→ **Teks yang Disediakan**
Derrida dan Dekonstruksi

Derrida dan Dekonstruksi
Derrida dan Dekonstruksi
Problematik teks dan bahasa tidak bisa dianggap sepi oleh ilmu-ilmu sosial, sebab sejak strukturalisme Saussure dan Levi-Strauss, linguistik (ilmu bahasa) dipandang sebagai kunci bagi filsafat dan ilmu-ilmu sosial, seperti juga matematika bagi ilmu-ilmu alam. Realitas (sosial) adalah teks atau bahasa, dan bahasa selalu memiliki dua sisi: bahasa sebagai parole (tuturan percakapan lisan/sisi eksekutif bahasa) dan sebagai langue (sistem tanda/tata bahasa), dan sebagai tanda (sign), dalam bahasa ada dua aspek: penanda (signifer) dan petanda (signified). Sejak strukturalisme, sudah muncul pendapat bahwa bahasa sebagai sistem tanda bersifat arbiter. Tidak ada alasan, mengapa suatu benda kita sebut kursi dan bukan kue. Tanda itu ditetapkan begitu saja entah mengapa. 

Suatu tanda mendapat maknanya karena perbedaannya dengan tanda-tanda lain, misalnya kata pohon mendapat maknanya karena berbeda dari batu, sungai, semak, dan seterusnya. Kalau demikian, seperti juga relasi antara penanda dan petanda bersifat arbiter, relasi antarkata, antarkalimat, dan seterusnya dalam sistem bahasa juga arbiter. Dan jika realitas adalah teks, totalitas suatu realitas (entah itu masyarakat, kebudayaan, bahasa, dst) adalah struktur relasi-relasi antarkomponen yang berbeda-beda. Singkatnya, suatu structure of difference. Satu langkah lagi dapat disimpulkan, bahwa pikiran atau Logos tidak pernah berkorespondensi dengan kenyataan, sebagaimana diyakini oleh kaum modernis. Itu berarti setiap klaim kebenaran bisa disangsikan secara mendasar.

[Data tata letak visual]

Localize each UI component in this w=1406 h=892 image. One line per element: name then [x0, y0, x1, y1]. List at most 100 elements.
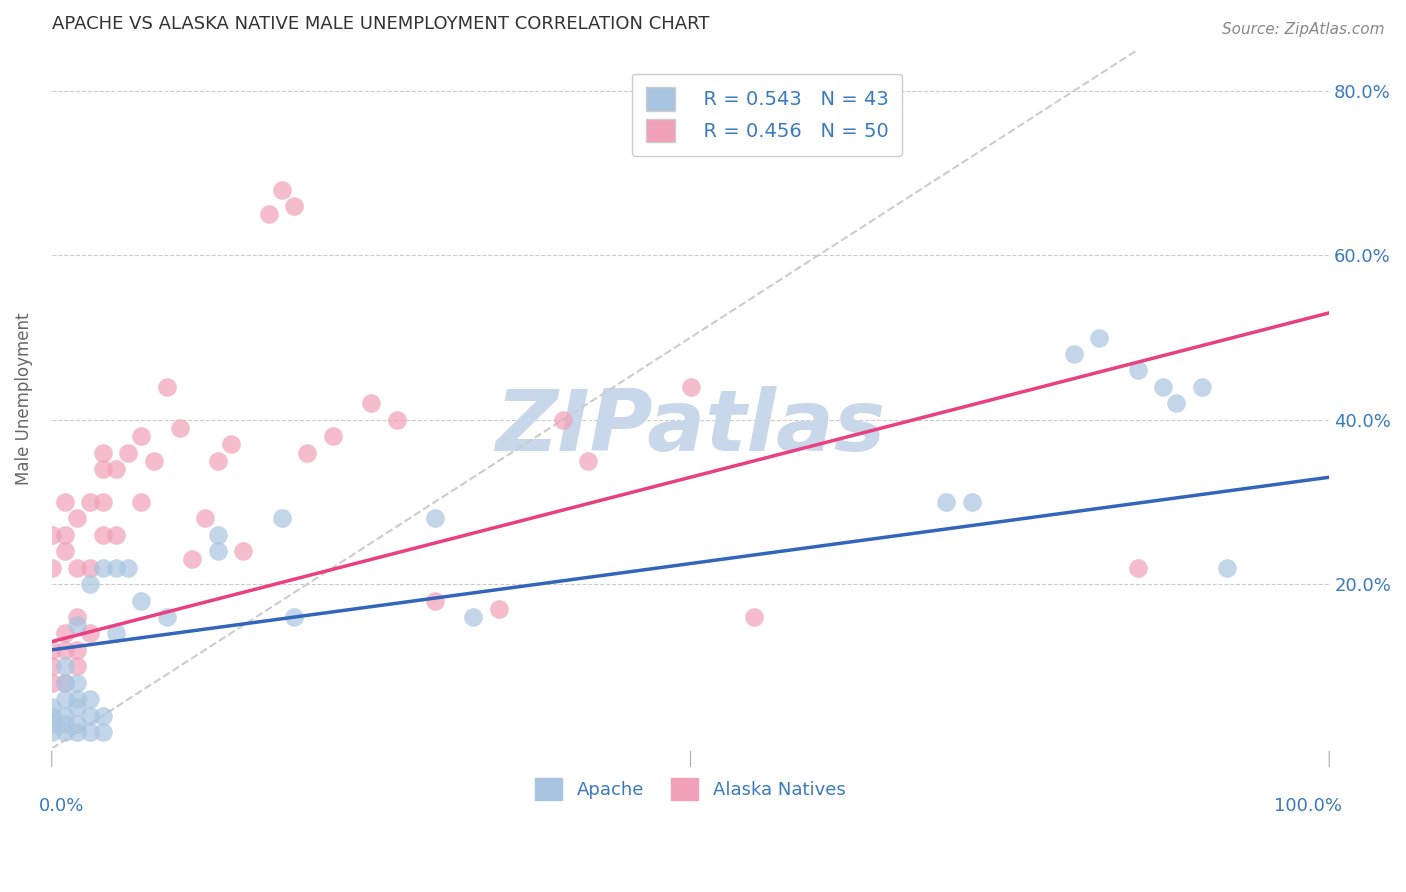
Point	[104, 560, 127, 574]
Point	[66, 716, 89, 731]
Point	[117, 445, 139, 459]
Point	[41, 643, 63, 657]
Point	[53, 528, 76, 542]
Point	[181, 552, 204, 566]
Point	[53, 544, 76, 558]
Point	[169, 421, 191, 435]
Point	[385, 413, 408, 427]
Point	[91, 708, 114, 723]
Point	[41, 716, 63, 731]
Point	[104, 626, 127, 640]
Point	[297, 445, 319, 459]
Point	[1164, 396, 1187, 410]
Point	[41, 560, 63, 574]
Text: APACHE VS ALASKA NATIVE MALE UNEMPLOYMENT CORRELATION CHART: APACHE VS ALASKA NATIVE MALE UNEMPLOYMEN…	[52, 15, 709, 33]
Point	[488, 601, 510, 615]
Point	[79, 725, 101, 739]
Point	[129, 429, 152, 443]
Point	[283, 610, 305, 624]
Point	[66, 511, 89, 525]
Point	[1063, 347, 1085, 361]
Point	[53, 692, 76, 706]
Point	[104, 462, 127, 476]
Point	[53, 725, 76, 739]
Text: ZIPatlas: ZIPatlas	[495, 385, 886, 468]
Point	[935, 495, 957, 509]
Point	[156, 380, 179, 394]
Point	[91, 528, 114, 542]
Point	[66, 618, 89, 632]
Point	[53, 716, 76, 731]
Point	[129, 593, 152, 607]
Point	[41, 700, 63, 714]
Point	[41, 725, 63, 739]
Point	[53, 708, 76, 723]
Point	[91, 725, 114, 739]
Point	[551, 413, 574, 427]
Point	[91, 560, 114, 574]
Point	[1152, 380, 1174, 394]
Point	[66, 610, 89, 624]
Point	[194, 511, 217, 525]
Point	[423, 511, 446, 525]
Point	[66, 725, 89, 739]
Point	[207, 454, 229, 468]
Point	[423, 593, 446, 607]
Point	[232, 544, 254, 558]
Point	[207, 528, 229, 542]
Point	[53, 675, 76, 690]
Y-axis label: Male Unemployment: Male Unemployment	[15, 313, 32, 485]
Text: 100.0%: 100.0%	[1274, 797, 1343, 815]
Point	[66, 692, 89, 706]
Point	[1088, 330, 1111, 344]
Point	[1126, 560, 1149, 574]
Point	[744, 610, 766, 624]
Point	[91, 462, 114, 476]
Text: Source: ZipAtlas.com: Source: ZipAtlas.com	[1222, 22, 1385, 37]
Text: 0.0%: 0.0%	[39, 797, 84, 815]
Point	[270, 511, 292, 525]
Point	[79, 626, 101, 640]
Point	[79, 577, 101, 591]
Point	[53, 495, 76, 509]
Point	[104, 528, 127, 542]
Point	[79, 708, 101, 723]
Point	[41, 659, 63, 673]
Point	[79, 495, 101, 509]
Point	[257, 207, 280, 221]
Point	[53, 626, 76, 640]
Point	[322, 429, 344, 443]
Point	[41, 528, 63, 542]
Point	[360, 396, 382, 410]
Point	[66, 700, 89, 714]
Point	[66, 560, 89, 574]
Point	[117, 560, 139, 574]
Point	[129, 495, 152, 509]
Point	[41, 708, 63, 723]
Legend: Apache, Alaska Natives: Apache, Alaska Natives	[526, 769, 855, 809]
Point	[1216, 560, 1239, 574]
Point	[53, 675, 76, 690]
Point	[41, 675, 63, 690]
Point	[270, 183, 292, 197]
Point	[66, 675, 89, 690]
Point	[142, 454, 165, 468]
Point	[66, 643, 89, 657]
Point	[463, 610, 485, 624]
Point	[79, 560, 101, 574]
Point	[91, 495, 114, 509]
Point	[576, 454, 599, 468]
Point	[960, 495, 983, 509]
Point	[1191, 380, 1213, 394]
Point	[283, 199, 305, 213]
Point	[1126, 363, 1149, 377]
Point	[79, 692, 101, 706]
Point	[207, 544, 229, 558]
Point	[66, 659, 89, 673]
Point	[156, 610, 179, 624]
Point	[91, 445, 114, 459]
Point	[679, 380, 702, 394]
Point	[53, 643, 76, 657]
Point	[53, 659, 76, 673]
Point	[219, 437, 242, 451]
* * *
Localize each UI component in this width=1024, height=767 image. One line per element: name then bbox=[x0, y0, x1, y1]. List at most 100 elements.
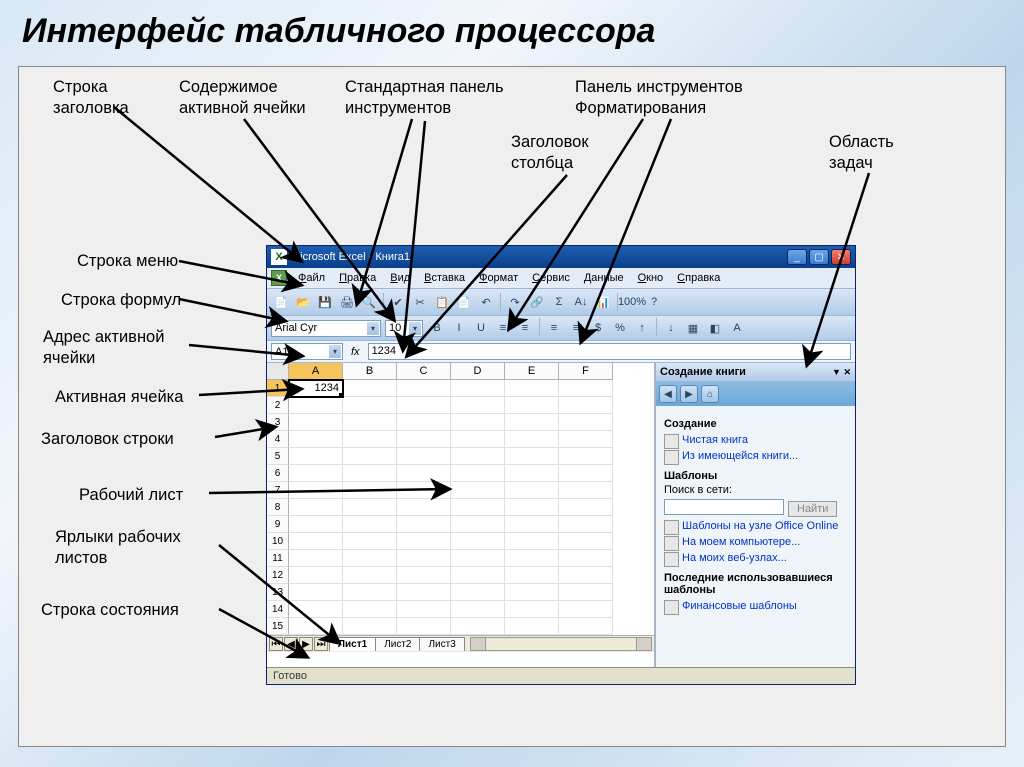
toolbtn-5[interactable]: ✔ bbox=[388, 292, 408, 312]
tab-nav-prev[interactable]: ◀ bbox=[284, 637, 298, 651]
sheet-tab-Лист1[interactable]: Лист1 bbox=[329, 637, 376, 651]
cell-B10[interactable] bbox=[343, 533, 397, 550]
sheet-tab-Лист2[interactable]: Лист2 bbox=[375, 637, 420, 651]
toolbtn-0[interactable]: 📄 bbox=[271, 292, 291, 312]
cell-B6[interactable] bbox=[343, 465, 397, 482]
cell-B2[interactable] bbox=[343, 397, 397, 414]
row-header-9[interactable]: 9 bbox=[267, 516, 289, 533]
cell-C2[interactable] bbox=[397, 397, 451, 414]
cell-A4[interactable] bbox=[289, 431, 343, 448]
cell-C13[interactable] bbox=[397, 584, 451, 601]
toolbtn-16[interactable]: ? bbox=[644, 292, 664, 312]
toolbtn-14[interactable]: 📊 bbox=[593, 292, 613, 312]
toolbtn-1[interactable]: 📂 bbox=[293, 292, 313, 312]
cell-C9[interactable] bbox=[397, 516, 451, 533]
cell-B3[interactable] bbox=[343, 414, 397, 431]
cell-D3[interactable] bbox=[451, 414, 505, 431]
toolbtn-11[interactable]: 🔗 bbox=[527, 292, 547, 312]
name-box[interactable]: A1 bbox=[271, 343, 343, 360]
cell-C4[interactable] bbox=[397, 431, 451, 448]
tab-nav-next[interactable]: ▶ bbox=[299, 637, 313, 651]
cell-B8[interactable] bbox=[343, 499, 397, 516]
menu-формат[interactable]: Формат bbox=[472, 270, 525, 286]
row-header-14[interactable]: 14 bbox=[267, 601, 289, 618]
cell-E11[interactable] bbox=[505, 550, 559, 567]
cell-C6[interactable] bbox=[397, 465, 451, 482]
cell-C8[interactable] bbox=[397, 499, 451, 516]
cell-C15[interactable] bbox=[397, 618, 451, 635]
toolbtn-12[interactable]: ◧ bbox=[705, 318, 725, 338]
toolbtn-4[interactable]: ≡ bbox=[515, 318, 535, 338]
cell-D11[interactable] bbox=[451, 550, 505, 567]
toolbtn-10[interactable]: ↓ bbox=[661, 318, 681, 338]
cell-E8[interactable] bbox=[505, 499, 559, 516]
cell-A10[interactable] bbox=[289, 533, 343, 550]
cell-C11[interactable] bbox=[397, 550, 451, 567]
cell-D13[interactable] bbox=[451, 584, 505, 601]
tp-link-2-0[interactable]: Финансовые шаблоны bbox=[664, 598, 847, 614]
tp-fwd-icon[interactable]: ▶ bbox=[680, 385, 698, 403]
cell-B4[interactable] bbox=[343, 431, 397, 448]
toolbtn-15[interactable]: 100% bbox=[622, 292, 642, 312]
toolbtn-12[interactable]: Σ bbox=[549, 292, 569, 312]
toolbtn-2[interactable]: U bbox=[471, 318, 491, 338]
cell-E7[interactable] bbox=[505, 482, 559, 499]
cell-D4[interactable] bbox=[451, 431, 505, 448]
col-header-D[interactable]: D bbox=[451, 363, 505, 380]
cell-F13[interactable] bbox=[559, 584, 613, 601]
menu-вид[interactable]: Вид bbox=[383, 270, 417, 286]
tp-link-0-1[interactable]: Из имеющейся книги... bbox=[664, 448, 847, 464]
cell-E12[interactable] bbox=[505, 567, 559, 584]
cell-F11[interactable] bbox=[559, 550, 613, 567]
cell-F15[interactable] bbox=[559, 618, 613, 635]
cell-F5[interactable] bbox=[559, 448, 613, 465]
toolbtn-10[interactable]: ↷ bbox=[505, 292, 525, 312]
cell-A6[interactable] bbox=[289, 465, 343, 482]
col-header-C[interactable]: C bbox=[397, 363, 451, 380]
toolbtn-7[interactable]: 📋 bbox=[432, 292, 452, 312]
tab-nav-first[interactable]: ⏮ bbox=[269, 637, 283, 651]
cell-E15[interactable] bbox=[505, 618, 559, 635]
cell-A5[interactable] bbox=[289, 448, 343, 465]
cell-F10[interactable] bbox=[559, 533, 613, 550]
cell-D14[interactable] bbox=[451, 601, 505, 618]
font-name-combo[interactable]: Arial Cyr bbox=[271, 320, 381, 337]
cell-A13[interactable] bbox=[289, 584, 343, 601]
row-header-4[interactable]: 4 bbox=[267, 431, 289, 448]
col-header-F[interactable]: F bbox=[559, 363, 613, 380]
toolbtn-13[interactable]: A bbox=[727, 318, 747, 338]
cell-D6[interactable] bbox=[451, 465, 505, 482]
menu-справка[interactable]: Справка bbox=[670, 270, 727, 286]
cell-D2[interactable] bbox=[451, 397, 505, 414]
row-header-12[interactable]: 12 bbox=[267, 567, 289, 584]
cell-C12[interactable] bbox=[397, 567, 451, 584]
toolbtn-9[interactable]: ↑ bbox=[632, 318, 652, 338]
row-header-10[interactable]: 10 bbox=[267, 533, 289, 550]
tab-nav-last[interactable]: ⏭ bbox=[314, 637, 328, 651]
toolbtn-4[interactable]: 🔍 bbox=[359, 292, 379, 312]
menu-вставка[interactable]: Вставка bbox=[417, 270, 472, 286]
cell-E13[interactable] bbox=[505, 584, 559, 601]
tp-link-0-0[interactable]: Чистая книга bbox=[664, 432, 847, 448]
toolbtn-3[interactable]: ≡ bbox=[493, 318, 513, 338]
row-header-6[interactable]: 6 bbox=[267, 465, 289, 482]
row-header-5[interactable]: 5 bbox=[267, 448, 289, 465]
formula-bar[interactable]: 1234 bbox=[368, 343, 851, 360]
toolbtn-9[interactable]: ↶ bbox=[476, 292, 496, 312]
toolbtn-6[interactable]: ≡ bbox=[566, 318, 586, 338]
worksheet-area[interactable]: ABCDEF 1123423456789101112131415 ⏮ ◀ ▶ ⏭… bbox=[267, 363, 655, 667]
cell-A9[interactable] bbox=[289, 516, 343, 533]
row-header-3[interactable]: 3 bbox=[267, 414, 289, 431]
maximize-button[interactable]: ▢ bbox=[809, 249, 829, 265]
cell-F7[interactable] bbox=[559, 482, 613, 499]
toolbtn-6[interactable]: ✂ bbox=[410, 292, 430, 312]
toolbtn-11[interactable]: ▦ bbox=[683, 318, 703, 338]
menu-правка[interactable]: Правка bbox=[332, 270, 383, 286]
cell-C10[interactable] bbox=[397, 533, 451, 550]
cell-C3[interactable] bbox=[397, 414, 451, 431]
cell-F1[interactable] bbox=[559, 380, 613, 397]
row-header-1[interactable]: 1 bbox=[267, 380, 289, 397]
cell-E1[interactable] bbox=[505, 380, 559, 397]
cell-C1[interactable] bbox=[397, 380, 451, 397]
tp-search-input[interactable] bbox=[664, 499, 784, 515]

→ **Ketentuan Latihan**
• 1. Menurut teks tentang Derrida dan dekonstruksi, mengapa kata pohon mendapat maknanya?
• 2. Tuliskan kembali secara persis bagian teks tentang Derrida dan dekonstruksi, mulai dari "Suatu tanda mendapat" sampai dengan "disangsikan secara mendasar.".

→ **Hasil Tiap Tugas**
• 1. Karena berbeda dari batu, sungai, semak, dan seterusnya.

• 2.
Suatu tanda mendapat maknanya karena perbedaannya dengan tanda-tanda lain, misalnya kata pohon mendapat maknanya karena berbeda dari batu, sungai, semak, dan seterusnya. Kalau demikian, seperti juga relasi antara penanda dan petanda bersifat arbiter, relasi antarkata, antarkalimat, dan seterusnya dalam sistem bahasa juga arbiter. Dan jika realitas adalah teks, totalitas suatu realitas (entah itu masyarakat, kebudayaan, bahasa, dst) adalah struktur relasi-relasi antarkomponen yang berbeda-beda. Singkatnya, suatu structure of difference. Satu langkah lagi dapat disimpulkan, bahwa pikiran atau Logos tidak pernah berkorespondensi dengan kenyataan, sebagaimana diyakini oleh kaum modernis. Itu berarti setiap klaim kebenaran bisa disangsikan secara mendasar.